* _TRECHO SELECIONADO_:
A ciência está negligenciando as mulheres, e falta representatividade. Segundo estatísticas da Unesco (Organização das Nações Unidas para a Educação, a Ciência e a Cultura), menos de 30% das pesquisadoras ao redor do mundo são do sexo feminino. Para piorar, estudá-las é complexo.

"Mulheres têm o ciclo hormonal diário, o menstrual, e metade delas no Reino Unido toma anticoncepcionais. Não dá para simplesmente chamar uma mulher na rua e fazer uma pesquisa. Aí você precisa de mais mulheres, alinhar o ciclo dela com seu experimento," disse Moffat. "Diziam-me na universidade: ‘Vamos estudar os homens.’ É quase algo cultural."

"E mulheres não se voluntariam para pesquisas porque tradicionalmente fomos deixadas de fora de estudos durante nossos anos férteis. É preciso mudar a mentalidade."

* _ATIVIDADES_:
[A] Indique todas as áreas que constam do nome por extenso da Unesco apresentado no trecho.
[B] De acordo com Moffat, no trecho, que parcela das mulheres no Reino Unido toma anticoncepcionais?
As entradas não são necessárias para a resolução das atividades.

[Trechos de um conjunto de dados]
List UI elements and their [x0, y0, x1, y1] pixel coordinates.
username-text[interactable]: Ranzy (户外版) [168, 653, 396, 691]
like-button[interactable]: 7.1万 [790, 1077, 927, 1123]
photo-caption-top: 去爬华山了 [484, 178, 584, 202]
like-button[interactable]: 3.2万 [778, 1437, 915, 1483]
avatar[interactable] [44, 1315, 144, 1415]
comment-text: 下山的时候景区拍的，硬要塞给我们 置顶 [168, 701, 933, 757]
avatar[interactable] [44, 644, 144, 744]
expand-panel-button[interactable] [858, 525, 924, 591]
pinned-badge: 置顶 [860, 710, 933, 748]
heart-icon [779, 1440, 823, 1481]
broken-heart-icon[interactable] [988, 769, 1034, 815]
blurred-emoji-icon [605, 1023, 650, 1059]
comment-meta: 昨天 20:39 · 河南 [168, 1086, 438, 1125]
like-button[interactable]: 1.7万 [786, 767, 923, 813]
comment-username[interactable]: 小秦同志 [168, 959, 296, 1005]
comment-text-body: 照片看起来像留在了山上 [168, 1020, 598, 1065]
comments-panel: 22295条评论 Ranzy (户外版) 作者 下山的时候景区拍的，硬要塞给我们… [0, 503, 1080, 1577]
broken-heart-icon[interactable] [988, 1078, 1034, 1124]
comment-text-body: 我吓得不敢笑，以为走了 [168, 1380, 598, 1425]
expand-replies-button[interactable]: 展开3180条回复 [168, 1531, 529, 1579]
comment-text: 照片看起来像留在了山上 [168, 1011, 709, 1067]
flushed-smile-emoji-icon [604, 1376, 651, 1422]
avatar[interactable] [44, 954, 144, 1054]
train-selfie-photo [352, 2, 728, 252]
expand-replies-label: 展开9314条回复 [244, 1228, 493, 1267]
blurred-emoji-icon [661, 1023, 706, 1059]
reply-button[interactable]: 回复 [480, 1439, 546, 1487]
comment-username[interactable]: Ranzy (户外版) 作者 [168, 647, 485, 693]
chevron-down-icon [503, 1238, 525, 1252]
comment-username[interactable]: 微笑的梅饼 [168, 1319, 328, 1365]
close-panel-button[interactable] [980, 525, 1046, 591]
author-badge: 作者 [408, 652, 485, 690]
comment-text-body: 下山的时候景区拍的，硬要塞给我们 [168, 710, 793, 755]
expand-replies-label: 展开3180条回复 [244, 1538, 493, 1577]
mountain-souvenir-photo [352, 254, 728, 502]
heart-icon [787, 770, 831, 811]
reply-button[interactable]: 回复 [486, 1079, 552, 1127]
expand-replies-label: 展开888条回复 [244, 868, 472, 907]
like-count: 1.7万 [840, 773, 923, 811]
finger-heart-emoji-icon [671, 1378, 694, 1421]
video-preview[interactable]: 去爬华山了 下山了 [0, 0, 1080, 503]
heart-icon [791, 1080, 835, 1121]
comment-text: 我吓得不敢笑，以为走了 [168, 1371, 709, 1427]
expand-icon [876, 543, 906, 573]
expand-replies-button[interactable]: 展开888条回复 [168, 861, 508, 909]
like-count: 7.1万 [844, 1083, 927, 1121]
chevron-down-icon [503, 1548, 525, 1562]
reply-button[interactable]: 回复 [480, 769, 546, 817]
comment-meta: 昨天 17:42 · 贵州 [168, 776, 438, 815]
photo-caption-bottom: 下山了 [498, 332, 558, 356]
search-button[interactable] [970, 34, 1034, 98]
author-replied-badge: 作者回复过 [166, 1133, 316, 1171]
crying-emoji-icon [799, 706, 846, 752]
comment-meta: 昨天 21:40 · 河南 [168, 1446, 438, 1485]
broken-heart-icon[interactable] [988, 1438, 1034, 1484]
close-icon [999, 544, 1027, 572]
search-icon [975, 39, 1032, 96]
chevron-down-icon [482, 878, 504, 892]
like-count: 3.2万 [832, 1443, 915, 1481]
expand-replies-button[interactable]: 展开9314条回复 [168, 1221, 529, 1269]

* _RESPOSTAS DAS ATIVIDADES_:
[A] Educação, Ciência e Cultura.

[B] Metade delas.